▶ **DIRECTIONS FOR THIS TASK**: Tally the lines below that contain "раствора". The number is the whole answer.

········

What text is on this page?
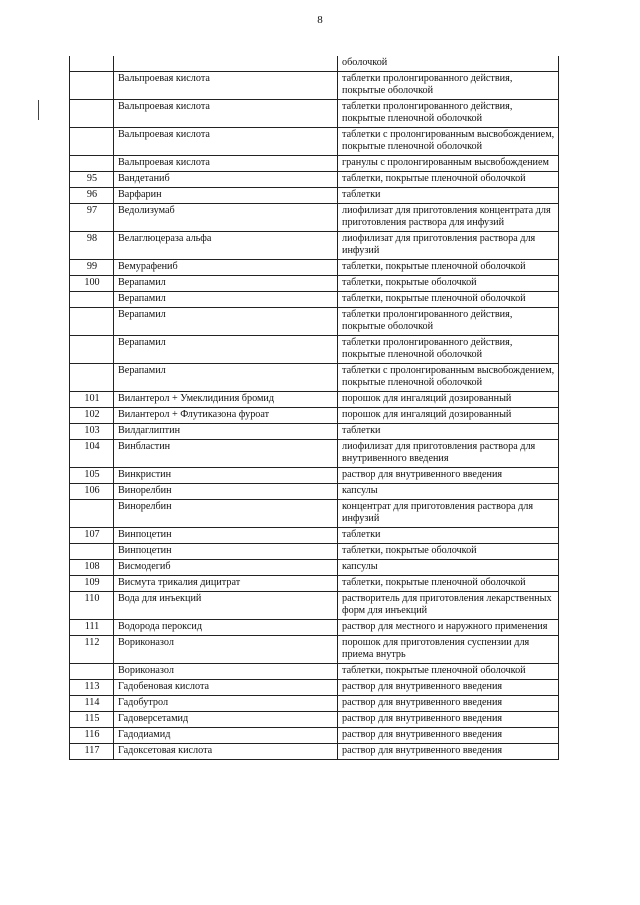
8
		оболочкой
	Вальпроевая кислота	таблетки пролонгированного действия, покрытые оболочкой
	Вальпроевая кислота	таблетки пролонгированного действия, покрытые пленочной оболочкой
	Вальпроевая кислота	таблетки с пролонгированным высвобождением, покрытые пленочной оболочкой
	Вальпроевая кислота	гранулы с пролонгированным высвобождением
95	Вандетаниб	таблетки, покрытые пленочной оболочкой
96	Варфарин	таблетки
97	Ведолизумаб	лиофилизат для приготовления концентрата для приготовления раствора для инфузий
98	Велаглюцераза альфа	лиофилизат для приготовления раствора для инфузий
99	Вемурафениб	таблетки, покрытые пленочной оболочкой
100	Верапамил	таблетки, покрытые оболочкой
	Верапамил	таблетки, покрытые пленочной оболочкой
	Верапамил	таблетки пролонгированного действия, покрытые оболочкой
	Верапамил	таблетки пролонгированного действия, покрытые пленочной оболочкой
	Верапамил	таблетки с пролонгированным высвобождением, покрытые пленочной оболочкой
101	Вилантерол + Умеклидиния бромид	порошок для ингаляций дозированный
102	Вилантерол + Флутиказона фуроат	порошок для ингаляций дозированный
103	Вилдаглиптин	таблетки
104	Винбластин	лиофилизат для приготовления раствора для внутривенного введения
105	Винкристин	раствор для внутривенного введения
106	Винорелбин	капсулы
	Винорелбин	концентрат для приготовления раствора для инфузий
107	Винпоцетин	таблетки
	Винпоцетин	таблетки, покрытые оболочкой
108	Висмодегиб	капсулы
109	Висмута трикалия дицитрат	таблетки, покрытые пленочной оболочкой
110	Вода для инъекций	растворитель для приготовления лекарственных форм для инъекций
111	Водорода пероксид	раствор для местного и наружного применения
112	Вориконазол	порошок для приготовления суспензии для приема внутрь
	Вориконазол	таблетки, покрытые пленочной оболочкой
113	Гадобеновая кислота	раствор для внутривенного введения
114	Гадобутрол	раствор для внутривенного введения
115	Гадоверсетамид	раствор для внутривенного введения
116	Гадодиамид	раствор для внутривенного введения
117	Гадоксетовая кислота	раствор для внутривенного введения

········

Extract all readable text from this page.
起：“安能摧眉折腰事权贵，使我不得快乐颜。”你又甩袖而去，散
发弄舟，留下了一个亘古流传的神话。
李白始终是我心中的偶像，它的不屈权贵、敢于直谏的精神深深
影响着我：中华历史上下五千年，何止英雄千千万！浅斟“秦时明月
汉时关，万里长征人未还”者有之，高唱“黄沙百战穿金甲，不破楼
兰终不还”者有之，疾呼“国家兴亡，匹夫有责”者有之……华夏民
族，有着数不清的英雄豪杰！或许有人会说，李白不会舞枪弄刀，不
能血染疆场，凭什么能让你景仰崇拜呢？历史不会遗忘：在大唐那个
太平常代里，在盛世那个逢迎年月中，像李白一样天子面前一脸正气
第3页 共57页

········

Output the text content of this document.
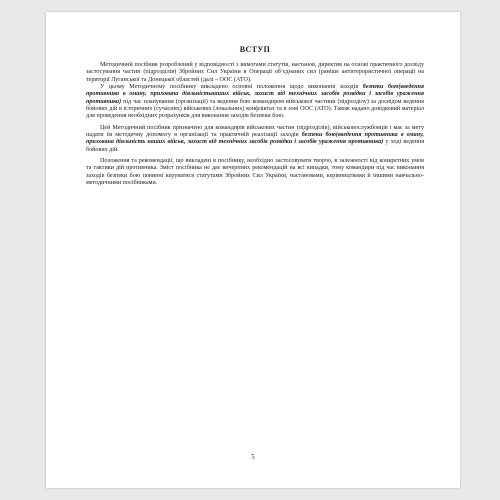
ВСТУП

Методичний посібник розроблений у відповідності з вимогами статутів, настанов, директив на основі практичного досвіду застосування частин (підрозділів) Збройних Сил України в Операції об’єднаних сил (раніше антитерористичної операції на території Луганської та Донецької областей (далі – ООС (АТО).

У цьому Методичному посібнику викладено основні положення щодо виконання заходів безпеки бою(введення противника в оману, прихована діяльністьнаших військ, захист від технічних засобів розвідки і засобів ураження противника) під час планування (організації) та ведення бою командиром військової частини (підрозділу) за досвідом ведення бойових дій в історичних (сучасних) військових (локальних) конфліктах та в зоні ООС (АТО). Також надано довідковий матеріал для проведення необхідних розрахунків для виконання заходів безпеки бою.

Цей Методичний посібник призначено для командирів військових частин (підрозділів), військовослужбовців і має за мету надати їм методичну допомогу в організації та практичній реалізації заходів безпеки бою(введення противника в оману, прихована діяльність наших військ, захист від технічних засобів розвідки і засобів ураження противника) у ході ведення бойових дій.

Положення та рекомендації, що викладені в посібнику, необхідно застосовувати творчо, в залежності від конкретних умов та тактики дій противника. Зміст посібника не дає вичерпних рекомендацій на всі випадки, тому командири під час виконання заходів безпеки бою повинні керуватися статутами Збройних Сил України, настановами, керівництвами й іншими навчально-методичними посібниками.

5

········

▶ **EXERCISE RESPONSE**: 4